## Data provided
────

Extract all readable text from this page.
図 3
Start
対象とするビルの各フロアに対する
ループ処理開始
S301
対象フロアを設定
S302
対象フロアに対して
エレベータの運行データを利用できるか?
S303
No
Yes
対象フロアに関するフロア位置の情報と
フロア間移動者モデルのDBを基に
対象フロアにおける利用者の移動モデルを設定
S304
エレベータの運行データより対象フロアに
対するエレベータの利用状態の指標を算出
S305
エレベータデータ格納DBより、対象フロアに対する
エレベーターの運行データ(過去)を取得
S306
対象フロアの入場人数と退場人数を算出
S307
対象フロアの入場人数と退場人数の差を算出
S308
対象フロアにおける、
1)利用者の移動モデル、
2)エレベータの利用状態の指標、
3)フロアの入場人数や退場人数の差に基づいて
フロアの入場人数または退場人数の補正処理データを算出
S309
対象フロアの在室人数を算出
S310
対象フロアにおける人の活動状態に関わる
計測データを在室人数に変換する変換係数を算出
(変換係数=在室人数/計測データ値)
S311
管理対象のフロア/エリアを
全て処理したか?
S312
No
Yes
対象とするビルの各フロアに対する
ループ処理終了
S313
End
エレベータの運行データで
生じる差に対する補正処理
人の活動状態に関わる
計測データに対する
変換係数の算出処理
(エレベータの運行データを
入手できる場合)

────

## Set task
Restate the records, all of them, precisely as written.

## Written answer
Extract all readable text from this page.
図 3
Start
対象とするビルの各フロアに対する
ループ処理開始
S301
対象フロアを設定
S302
対象フロアに対して
エレベータの運行データを利用できるか?
S303
No
Yes
対象フロアに関するフロア位置の情報と
フロア間移動者モデルのDBを基に
対象フロアにおける利用者の移動モデルを設定
S304
エレベータの運行データより対象フロアに
対するエレベータの利用状態の指標を算出
S305
エレベータデータ格納DBより、対象フロアに対する
エレベーターの運行データ(過去)を取得
S306
対象フロアの入場人数と退場人数を算出
S307
対象フロアの入場人数と退場人数の差を算出
S308
対象フロアにおける、
1)利用者の移動モデル、
2)エレベータの利用状態の指標、
3)フロアの入場人数や退場人数の差に基づいて
フロアの入場人数または退場人数の補正処理データを算出
S309
対象フロアの在室人数を算出
S310
対象フロアにおける人の活動状態に関わる
計測データを在室人数に変換する変換係数を算出
(変換係数=在室人数/計測データ値)
S311
管理対象のフロア/エリアを
全て処理したか?
S312
No
Yes
対象とするビルの各フロアに対する
ループ処理終了
S313
End
エレベータの運行データで
生じる差に対する補正処理
人の活動状態に関わる
計測データに対する
変換係数の算出処理
(エレベータの運行データを
入手できる場合)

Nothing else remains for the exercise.